<<<<
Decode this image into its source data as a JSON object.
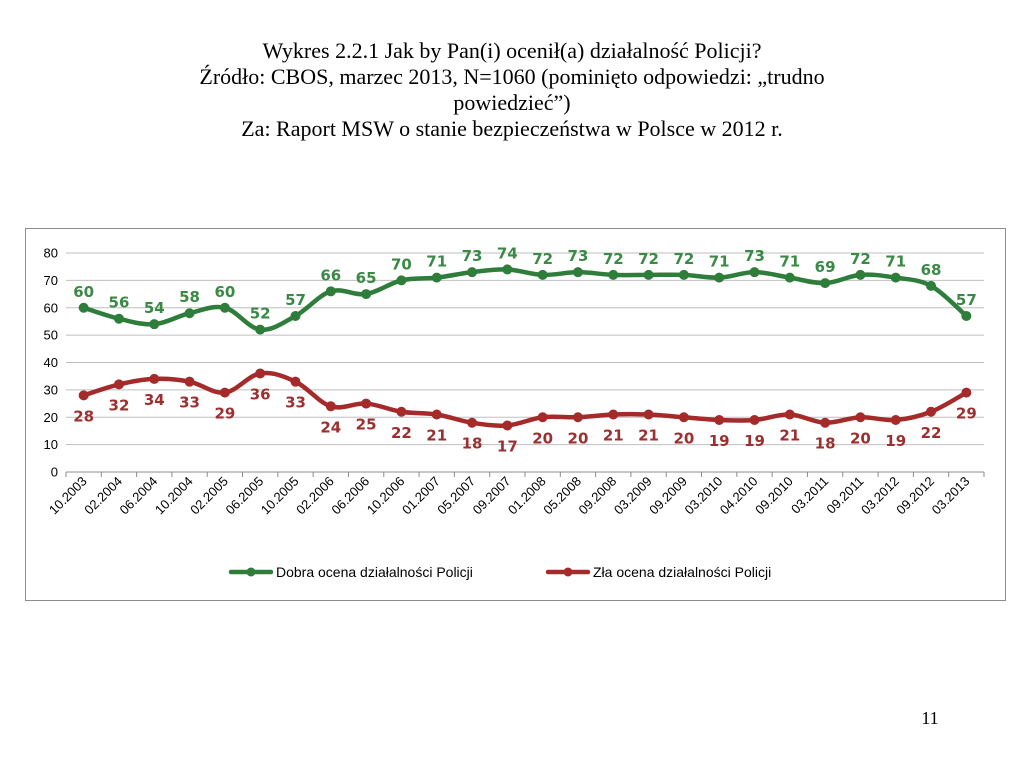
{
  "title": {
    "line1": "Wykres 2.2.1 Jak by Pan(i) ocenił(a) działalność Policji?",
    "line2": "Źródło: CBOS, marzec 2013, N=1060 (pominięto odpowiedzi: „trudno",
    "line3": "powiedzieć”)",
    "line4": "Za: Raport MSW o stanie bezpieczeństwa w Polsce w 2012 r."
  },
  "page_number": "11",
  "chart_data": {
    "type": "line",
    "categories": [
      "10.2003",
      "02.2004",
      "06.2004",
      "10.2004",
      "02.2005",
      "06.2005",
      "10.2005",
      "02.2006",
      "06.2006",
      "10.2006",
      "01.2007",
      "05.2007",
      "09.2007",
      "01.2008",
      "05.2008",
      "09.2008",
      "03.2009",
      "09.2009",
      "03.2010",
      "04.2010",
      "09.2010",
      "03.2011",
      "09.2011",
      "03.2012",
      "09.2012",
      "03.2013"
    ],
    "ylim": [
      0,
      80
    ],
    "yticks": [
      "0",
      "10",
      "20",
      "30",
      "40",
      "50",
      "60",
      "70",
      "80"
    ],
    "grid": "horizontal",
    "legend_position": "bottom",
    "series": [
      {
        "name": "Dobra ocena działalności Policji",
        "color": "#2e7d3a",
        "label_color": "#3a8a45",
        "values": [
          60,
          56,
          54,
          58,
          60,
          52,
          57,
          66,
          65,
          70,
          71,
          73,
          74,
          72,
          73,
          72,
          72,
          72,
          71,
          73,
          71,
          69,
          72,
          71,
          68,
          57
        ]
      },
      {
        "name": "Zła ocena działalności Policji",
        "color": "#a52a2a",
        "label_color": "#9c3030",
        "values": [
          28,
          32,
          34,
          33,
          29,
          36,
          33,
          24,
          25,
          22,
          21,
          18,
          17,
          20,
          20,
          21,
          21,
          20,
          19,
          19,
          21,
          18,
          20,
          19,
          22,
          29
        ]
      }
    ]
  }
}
>>>>
<<<<
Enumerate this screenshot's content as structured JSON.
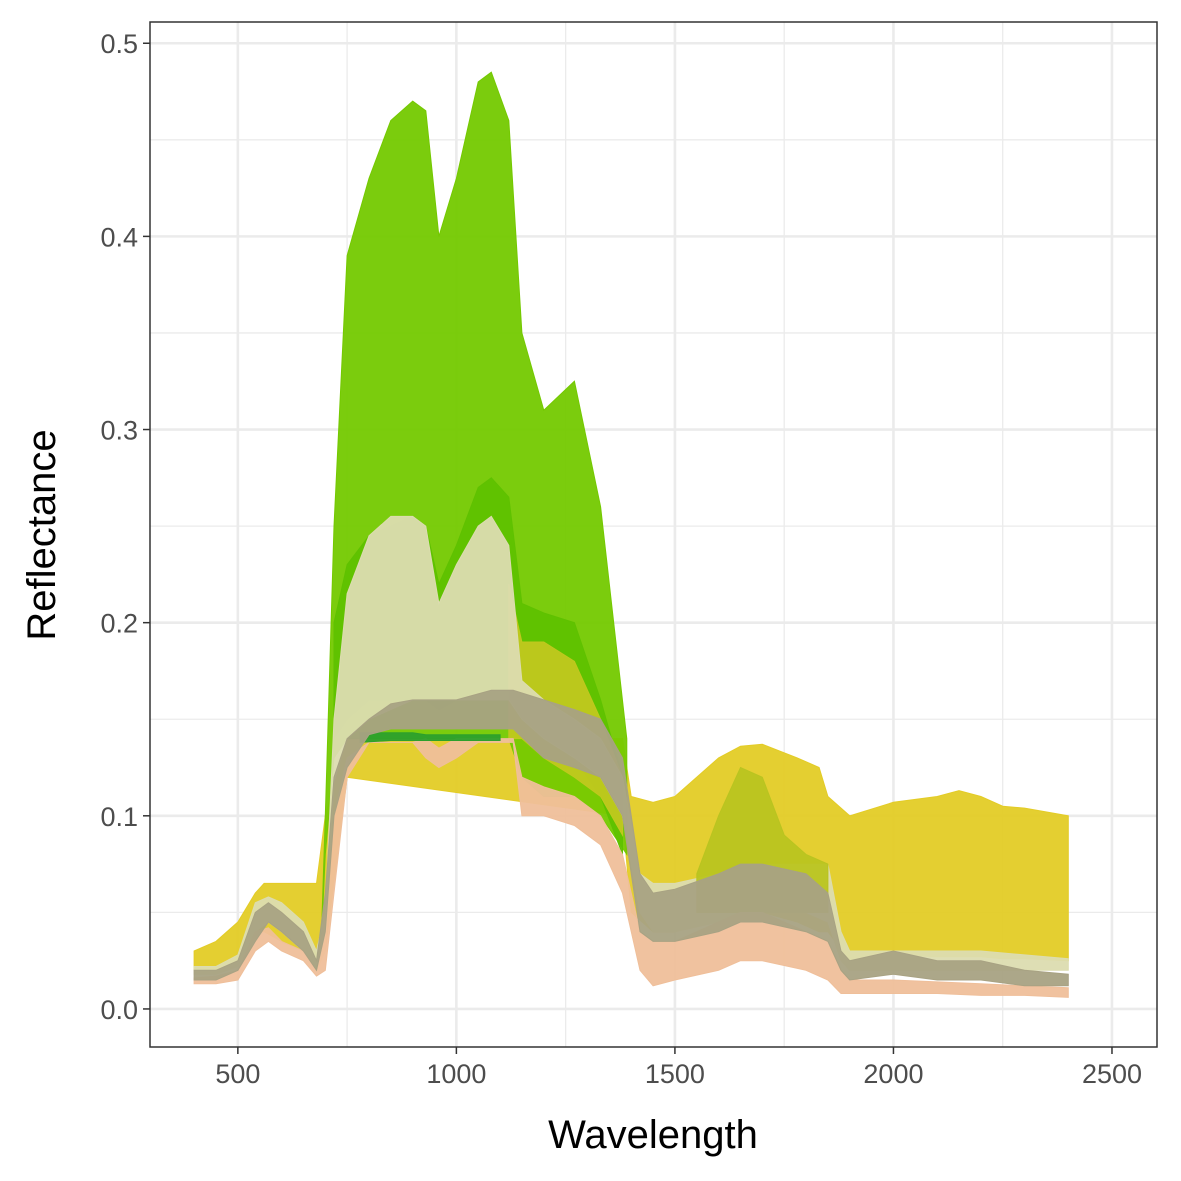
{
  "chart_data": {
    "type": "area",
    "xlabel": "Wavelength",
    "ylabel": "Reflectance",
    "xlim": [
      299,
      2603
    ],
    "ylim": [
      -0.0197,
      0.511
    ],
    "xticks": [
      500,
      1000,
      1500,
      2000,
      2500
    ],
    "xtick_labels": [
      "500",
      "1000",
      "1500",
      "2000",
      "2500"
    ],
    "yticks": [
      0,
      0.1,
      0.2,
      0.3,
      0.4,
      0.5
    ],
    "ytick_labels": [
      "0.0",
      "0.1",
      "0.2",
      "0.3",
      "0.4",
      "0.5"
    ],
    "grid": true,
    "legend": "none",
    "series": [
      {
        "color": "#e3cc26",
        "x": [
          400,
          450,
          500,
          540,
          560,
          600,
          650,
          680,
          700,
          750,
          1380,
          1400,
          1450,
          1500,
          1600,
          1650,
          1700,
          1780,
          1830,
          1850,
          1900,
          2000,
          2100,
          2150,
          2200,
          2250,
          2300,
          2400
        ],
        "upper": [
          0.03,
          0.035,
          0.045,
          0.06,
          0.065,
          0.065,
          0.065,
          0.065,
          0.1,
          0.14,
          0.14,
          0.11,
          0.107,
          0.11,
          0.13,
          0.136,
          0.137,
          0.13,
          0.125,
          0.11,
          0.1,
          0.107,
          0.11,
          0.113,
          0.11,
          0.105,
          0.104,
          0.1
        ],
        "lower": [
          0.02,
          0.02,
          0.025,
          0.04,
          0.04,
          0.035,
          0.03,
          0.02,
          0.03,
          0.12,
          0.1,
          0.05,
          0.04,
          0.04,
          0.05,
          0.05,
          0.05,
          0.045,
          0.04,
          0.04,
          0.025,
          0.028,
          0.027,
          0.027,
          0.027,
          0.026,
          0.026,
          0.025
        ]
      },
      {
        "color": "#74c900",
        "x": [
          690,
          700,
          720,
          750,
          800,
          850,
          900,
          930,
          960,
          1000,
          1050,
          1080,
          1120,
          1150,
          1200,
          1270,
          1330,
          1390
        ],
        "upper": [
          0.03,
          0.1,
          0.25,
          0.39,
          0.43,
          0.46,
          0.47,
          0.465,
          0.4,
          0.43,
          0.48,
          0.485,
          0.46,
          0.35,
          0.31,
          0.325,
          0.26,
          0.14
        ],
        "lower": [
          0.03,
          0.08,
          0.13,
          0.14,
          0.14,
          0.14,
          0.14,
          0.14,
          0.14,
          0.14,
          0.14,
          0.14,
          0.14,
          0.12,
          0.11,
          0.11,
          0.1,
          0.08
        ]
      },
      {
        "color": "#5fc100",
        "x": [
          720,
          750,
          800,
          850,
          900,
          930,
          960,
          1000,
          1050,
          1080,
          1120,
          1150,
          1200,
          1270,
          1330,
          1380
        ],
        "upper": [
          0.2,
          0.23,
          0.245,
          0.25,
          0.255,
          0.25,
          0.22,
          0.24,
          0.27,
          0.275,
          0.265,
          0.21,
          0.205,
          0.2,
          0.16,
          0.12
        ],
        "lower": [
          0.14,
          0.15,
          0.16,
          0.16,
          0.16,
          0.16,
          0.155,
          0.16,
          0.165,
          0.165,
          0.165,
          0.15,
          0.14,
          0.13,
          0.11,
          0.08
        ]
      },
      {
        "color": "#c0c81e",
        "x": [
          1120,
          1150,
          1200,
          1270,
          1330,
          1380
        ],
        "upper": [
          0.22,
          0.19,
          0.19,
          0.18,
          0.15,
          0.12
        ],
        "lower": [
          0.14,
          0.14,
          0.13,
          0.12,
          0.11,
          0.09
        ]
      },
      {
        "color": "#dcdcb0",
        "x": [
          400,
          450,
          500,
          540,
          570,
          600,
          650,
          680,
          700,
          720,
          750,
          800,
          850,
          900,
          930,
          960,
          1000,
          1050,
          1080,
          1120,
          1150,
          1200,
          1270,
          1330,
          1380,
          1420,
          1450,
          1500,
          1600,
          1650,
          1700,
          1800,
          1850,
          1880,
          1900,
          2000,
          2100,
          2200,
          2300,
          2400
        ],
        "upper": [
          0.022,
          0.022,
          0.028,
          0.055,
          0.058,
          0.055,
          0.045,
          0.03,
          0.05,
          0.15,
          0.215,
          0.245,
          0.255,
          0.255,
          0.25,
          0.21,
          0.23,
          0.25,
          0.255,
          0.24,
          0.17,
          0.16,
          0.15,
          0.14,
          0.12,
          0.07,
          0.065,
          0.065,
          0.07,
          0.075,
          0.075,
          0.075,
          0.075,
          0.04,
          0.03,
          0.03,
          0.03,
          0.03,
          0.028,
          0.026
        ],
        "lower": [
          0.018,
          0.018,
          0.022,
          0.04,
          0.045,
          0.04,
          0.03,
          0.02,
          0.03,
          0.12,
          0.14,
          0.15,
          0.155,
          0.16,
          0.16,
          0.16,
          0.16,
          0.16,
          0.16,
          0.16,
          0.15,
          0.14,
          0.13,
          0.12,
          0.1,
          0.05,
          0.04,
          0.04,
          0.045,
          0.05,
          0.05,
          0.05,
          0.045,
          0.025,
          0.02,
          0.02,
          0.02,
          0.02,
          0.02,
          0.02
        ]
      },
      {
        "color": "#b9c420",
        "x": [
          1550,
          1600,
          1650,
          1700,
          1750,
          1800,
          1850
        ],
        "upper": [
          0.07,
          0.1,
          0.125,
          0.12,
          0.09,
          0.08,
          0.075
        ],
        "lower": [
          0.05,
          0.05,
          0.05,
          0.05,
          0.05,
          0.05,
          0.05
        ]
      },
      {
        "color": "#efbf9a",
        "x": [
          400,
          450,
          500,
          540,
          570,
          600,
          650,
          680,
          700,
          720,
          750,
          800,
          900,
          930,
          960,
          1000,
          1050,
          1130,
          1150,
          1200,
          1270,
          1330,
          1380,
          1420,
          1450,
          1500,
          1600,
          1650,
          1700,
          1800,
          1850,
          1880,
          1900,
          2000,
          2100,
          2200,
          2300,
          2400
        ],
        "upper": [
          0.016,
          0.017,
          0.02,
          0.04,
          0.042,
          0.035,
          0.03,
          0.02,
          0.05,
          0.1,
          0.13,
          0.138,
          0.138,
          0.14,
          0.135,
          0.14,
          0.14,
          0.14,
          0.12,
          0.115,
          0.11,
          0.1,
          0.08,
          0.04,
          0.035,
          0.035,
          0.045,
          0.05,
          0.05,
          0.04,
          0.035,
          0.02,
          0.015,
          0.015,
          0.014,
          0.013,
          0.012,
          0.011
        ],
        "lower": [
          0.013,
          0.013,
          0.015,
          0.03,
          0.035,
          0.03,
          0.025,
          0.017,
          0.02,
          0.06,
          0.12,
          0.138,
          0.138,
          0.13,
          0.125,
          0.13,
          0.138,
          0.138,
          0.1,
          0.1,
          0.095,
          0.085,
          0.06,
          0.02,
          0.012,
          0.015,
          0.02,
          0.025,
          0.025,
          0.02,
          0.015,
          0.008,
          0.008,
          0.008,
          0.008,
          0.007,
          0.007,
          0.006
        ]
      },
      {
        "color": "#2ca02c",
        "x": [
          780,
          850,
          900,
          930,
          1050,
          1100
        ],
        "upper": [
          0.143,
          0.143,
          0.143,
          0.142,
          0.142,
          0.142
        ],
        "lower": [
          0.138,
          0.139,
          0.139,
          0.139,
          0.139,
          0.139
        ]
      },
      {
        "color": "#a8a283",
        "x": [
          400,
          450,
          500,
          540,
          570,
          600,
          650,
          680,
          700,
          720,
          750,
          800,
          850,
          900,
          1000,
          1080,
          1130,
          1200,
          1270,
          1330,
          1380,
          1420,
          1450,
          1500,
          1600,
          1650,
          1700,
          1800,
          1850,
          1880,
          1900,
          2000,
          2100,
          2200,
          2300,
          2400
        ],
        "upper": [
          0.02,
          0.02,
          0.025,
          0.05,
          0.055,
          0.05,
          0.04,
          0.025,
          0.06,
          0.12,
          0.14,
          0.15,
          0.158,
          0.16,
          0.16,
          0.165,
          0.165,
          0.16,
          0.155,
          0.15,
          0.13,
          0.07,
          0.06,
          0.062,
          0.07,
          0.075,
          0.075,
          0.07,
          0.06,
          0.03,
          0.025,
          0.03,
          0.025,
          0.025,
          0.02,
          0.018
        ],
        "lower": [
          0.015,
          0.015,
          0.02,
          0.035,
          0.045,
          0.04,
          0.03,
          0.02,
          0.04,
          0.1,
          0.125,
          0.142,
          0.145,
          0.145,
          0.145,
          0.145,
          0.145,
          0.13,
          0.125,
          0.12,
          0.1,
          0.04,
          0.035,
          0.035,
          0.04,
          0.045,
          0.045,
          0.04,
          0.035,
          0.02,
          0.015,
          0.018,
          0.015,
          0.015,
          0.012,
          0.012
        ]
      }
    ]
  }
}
>>>>
<<<<
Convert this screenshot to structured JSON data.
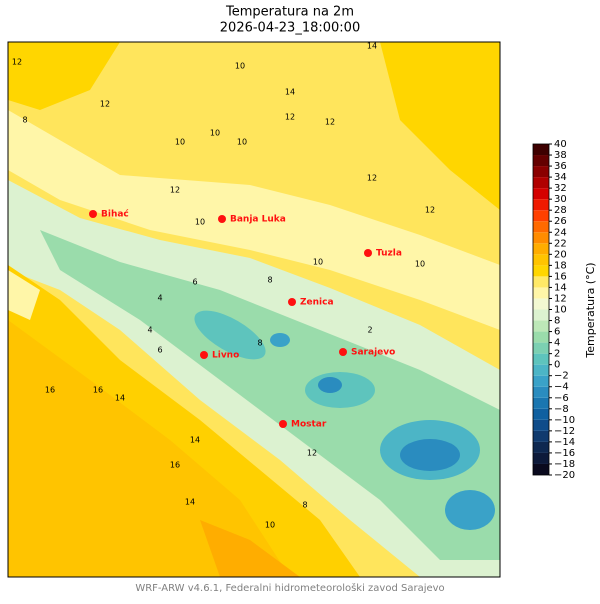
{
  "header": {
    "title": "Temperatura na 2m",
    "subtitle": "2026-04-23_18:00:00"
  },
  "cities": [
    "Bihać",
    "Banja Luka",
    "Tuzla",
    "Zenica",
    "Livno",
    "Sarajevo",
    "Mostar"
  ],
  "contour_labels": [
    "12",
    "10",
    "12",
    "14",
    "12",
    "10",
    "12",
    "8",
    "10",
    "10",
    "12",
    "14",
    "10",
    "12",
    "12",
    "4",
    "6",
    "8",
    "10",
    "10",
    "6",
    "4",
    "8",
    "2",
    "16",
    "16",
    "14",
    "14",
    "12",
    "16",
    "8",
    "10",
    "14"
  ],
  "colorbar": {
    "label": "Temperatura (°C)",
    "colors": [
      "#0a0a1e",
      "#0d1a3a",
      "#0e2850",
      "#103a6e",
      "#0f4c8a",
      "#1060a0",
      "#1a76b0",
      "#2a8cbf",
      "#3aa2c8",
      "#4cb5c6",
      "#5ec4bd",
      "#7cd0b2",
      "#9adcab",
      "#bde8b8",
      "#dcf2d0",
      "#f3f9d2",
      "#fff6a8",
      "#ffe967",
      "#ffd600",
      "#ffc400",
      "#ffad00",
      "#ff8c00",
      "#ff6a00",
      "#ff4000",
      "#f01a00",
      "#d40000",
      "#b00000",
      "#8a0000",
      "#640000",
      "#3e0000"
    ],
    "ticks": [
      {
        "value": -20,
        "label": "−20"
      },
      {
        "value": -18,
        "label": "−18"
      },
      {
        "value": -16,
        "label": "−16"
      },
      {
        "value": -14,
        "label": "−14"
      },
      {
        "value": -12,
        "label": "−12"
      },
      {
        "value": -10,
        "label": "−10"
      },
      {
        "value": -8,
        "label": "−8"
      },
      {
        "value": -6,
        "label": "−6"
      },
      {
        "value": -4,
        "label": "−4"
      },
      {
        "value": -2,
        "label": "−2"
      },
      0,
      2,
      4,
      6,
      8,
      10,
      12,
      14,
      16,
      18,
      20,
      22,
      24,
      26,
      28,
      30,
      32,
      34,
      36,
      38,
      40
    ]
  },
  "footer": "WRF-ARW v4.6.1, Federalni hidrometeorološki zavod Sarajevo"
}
>>>>
Task instructions — From the listing above, copy every line that holds the string "screenshot".

Answer to this task —
Enumerate this screenshot's content as structured JSON.
Convert this screenshot to structured JSON data.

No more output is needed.